- _Stated problem_
Report the number of lines in these entries that contain "label". Write only the number.

- _Some records_
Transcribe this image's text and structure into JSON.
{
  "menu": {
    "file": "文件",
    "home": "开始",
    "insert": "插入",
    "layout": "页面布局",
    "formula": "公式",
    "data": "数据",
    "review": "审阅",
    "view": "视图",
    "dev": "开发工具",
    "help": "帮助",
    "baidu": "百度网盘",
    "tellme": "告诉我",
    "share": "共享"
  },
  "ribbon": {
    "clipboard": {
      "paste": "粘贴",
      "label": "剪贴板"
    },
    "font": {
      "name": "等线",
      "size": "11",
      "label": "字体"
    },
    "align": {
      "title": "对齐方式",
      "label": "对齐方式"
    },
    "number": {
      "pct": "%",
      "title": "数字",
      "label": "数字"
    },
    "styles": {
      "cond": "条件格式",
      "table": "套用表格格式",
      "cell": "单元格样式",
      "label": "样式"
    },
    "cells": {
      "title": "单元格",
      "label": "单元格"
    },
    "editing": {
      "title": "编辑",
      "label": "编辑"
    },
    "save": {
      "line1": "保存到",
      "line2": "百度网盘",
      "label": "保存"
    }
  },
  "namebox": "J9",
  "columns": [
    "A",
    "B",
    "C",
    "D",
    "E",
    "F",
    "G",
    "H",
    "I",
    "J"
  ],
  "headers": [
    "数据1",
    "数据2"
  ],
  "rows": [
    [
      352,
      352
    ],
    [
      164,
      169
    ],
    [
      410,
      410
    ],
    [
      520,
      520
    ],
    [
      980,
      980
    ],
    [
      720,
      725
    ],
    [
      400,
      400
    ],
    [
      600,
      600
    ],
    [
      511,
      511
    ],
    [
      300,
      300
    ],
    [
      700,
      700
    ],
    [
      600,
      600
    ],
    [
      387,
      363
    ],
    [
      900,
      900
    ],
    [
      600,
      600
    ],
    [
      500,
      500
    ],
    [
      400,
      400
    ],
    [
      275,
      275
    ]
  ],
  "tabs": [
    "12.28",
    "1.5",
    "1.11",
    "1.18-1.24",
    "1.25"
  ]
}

- _Result of this exercise_
8